▶ _Goal of the exercise_
Tally up how many lines in the listing below contain the string "makes", and give only the total.

[Start Listing]

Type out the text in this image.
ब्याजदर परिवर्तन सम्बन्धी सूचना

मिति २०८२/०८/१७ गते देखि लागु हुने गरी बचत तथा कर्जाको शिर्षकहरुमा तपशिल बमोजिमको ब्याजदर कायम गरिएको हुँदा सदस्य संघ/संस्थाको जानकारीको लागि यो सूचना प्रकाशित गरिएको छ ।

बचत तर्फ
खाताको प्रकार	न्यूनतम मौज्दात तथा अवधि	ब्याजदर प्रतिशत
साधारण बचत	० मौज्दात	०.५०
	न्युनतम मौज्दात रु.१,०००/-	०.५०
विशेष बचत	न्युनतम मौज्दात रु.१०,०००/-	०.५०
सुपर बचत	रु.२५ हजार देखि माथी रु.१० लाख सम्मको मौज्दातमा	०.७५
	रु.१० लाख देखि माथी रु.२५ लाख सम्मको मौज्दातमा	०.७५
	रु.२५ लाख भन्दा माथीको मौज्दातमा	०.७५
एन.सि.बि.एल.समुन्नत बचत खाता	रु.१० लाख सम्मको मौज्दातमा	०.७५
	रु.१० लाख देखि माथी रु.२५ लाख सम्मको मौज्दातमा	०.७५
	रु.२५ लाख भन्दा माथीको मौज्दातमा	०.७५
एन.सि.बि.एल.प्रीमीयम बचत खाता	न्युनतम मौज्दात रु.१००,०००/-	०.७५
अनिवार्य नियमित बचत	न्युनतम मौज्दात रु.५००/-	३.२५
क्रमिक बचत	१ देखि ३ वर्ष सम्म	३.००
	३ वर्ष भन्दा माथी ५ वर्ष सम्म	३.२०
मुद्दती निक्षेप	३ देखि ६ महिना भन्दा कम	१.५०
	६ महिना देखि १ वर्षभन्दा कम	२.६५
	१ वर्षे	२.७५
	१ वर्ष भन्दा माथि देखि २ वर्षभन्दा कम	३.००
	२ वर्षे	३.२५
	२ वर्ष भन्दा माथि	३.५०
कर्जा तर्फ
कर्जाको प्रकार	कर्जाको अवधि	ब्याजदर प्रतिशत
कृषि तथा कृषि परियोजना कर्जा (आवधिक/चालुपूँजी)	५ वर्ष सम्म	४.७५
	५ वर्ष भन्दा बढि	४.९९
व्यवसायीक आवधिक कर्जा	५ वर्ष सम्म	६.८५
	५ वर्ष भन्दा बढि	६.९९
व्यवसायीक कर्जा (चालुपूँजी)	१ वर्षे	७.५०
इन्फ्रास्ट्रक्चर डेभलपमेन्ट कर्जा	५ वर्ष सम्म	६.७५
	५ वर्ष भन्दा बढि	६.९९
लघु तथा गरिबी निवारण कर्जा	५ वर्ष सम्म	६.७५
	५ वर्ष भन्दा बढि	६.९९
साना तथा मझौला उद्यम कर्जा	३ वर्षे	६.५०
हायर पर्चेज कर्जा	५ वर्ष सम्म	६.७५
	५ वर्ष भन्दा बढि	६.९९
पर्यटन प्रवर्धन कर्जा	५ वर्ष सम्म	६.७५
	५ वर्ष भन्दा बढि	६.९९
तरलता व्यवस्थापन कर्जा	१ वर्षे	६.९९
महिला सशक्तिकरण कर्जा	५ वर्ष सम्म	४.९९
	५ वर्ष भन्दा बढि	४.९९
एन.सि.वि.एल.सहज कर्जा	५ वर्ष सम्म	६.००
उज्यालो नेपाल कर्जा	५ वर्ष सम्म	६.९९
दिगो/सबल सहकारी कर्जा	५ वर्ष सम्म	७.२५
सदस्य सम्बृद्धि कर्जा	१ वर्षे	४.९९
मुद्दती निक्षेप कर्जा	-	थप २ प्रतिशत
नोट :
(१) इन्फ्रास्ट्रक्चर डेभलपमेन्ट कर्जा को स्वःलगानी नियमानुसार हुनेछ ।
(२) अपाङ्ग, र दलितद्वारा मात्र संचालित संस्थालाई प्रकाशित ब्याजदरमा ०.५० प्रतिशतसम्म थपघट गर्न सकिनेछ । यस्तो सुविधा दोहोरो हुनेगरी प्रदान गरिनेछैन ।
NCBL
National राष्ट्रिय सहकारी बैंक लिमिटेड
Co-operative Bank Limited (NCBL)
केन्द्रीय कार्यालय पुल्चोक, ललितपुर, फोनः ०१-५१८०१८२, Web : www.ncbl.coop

[End Listing]
[Start Listing]

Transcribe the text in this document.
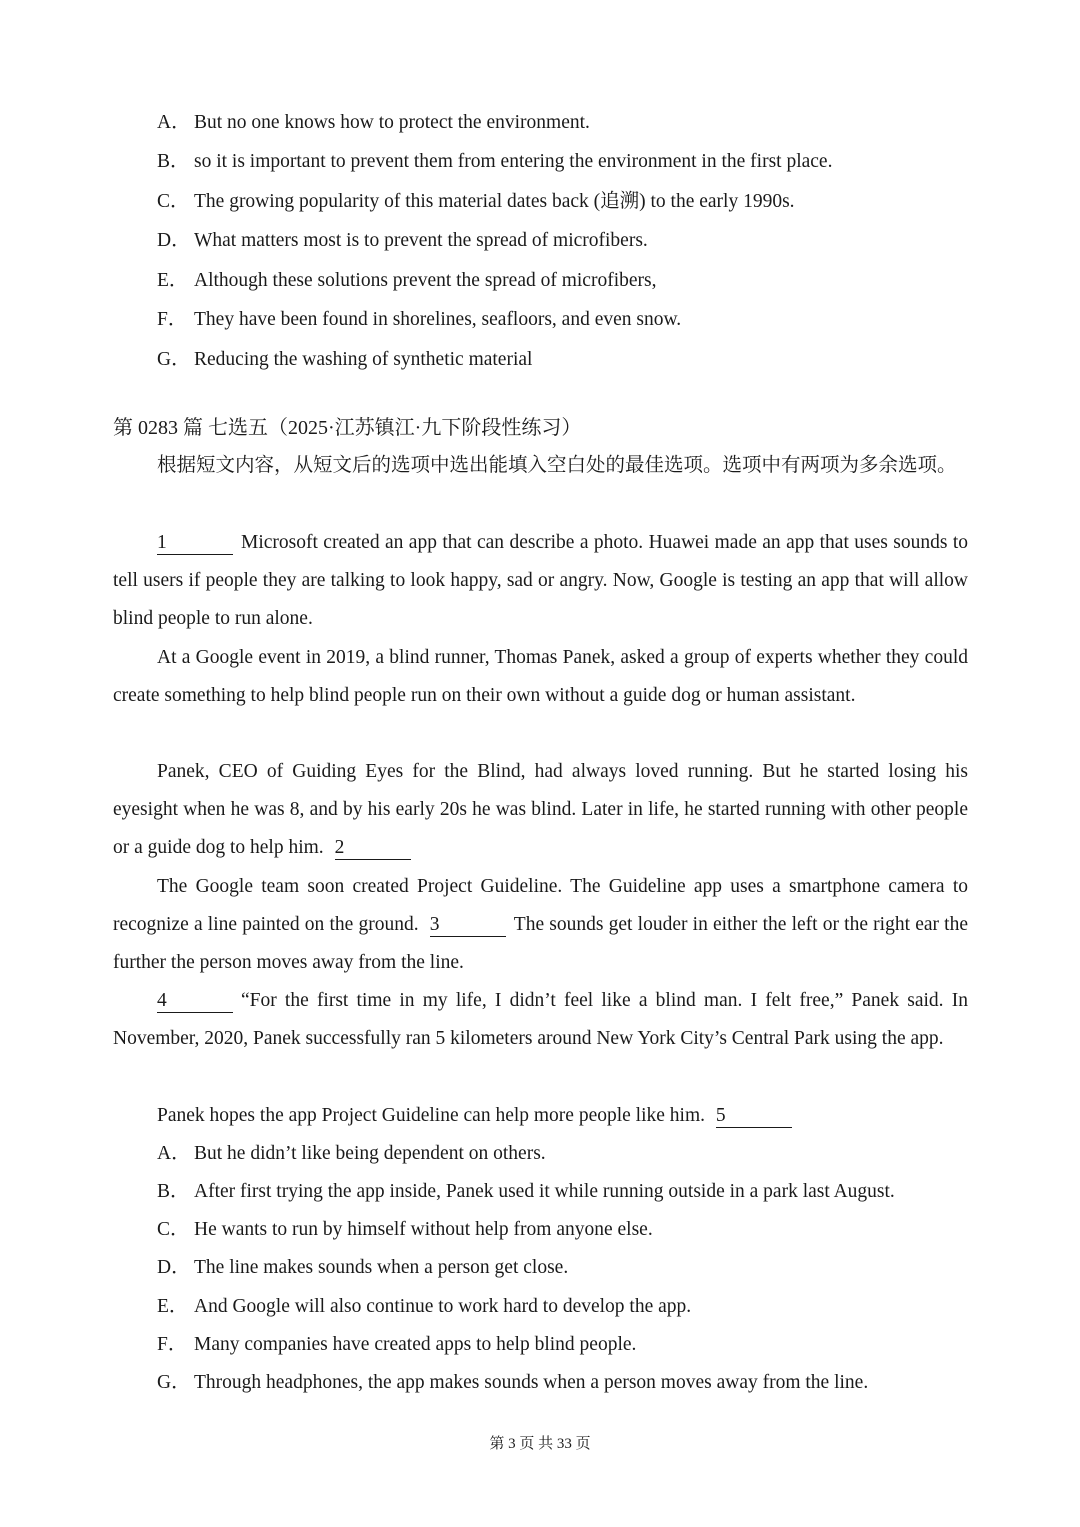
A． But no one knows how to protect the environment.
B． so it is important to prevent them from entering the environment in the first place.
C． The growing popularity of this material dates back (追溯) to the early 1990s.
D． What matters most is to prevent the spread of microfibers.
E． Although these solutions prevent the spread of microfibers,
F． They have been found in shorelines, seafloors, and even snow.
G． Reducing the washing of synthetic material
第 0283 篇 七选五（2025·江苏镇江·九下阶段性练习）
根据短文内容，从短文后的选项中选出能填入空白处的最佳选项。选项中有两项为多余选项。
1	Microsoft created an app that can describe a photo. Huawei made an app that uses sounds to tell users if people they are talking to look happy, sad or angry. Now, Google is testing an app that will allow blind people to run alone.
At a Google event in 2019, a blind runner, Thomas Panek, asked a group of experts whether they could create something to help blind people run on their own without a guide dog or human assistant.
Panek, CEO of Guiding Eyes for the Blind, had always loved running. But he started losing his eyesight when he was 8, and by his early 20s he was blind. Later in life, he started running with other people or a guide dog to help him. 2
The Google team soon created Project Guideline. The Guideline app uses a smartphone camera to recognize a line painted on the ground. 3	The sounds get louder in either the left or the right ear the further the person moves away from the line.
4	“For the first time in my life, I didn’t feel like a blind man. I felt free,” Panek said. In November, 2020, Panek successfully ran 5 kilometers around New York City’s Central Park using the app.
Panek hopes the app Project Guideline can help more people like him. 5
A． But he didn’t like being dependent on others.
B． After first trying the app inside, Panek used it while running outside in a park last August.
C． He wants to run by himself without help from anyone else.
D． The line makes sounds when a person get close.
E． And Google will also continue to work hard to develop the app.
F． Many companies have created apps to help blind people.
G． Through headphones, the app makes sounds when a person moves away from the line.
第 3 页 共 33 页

[End Listing]

▶ _Correct result_
2